A Population Pharmacokinetic Analysis Of A New Antibody Chemotherapeutic Agent: Gemtuzumab Ozogamicin.
J.A. Dowell, Ph.D., S.P. King, Ph.D., H.Liu, Ph.D., M.S. Berger, M.D., and J.M. Korth-Bradley, Pharm.D., Ph.D.
Wyeth-Ayerst Research, PA 19087 USA.
Gemtuzumab ozogamicin (GO) is a novel antibody-chemotherapeutic conjugate consisting of an engineered human anti-CD33 antibody (hP67.6) linked to a potent cytotoxic agent, N-acetyl-gamma calicheamicin DMH. A population pharmacokinetic analysis was performed using hP67.6 pharmacokinetic data from 180 patients with relapsed acute myelogenous leukemia (AML). NONMEM software was used to develop and estimate a model for hP67.6 plasma concentrations and to assess possible relationships between patient demography and hP67.6 pharmacokinetics. The majority of patients received two GO administrations that consisted of two-hour IV infusions of 9 mg/m2. The successfully developed model had a two-compartment structure with interindividual errors on CL (CV=92%) and V1 (CV=58%). Population parameter estimates were CL=0.114 L/h, V1= 6.58 L, Q=0.0474L/h, and V2=8.38 L. An increase in hP67.6 concentrations was observed after the second dose compared to the first dose, presumably due to changes in disease/ antigen burden. The change in pharmacokinetics was successfully modeled and empirically described by incorporating a proportional term on clearance (77.1%). There were no observed relationships between patient demographic variables (age, weight, and gender) and parameters.

--*--

TASK PROMPT: Please translate this sentence from the pharmacokinetics abstract above into Spanish: "The majority of patients received two GO administrations that consisted of two-hour IV infusions of 9 mg/m2."

--*--

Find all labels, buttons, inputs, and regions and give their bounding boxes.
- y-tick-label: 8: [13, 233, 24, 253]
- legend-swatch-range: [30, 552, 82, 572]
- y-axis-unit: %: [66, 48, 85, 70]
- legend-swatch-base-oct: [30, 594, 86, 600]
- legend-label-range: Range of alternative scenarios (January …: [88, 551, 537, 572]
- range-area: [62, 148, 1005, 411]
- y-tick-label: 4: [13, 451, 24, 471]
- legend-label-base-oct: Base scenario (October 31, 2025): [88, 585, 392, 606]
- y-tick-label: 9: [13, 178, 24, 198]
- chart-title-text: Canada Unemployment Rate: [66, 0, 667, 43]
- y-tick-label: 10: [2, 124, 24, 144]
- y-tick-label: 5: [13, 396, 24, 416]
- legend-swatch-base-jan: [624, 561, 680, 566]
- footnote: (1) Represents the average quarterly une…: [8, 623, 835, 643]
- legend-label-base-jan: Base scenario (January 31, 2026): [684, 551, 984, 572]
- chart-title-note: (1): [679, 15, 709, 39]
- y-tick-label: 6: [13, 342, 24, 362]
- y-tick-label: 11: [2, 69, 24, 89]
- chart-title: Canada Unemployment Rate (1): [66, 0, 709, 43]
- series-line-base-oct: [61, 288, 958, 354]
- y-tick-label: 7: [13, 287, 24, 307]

--*--

WRITTEN ANSWER: La mayoría de los pacientes recibieron dos administraciones de GO que consistieron en infusiones IV de dos horas de 9 mg/m2.